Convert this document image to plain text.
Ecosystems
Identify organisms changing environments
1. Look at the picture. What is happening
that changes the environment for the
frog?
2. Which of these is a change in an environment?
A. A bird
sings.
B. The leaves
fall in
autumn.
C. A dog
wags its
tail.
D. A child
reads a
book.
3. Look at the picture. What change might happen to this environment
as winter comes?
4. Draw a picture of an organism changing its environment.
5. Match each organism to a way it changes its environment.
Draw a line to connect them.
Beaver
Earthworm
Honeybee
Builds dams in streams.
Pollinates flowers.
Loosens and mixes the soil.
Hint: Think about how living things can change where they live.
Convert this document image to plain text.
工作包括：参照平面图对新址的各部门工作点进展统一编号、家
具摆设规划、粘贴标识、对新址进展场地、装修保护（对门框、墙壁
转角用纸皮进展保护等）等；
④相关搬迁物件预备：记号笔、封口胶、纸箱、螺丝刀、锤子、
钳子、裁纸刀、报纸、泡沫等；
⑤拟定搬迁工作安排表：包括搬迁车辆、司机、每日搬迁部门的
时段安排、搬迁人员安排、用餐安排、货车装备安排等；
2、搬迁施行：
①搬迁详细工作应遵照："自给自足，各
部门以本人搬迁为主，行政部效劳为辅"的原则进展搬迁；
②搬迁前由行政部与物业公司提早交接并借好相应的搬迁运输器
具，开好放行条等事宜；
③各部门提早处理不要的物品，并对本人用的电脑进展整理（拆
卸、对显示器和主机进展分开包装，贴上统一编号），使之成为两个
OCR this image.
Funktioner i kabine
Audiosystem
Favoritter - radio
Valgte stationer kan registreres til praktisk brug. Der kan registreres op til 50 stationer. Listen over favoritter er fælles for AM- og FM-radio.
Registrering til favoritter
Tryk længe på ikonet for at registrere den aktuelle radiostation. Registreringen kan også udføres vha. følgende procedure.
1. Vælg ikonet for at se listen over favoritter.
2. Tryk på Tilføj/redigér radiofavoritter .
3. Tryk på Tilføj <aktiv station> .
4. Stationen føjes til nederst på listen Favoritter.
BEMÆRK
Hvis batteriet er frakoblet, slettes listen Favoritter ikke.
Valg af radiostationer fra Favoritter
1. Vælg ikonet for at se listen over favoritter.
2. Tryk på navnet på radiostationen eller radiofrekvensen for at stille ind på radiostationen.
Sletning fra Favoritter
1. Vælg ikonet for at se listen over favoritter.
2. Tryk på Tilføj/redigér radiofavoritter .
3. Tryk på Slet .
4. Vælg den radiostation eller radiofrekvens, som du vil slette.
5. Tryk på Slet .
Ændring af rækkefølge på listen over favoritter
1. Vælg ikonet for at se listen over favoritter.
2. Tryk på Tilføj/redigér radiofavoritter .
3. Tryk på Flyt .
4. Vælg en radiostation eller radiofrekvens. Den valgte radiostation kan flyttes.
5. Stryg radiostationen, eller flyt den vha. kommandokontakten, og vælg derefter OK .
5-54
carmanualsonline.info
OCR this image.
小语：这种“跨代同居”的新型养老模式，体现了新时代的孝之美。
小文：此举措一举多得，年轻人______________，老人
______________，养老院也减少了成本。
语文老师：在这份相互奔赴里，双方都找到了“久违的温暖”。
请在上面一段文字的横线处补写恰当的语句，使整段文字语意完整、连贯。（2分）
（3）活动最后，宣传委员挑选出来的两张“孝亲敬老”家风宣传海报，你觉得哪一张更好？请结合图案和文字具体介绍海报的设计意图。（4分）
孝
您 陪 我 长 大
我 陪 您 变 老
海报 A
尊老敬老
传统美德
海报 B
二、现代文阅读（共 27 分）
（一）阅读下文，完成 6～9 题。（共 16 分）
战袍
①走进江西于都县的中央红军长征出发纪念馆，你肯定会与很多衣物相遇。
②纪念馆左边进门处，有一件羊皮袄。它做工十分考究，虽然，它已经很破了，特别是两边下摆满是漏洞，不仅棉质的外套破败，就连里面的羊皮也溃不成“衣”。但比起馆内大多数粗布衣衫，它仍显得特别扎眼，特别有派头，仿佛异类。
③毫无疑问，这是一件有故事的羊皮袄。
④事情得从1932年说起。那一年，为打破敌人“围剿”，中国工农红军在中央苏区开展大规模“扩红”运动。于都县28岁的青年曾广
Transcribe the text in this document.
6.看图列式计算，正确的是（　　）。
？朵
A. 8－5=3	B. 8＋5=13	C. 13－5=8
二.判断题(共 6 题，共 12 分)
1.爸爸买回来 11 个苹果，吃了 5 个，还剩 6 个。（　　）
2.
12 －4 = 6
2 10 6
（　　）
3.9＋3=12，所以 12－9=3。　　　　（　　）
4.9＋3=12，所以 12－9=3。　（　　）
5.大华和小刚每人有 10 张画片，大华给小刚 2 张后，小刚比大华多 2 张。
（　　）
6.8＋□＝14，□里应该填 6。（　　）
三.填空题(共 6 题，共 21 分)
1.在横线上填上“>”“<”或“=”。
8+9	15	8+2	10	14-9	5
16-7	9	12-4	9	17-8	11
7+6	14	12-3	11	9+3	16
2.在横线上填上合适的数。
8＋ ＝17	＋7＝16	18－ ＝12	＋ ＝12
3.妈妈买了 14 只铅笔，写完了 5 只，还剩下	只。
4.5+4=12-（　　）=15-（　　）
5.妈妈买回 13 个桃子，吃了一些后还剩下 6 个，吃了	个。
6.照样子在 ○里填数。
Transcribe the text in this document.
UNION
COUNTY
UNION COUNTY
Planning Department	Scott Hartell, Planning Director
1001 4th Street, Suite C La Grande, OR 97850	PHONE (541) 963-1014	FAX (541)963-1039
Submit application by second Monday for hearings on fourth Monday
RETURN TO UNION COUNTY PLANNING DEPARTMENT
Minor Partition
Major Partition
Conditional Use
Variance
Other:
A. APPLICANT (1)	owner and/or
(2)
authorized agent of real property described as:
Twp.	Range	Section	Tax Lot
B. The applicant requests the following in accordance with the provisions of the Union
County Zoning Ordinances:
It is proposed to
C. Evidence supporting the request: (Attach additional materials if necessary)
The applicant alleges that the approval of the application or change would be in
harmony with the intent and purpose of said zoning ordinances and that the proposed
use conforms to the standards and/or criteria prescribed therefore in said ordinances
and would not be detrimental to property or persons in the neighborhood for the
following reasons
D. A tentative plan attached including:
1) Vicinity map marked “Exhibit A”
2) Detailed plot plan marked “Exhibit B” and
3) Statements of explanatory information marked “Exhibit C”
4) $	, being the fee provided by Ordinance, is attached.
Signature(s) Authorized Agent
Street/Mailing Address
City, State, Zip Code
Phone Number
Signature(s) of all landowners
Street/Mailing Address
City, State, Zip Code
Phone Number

****************************************

## Task directions
Show the lines where the word "Look" appears in the entries.

## Expected answer
1. Look at the picture. What is happening
3. Look at the picture. What change might happen to this environment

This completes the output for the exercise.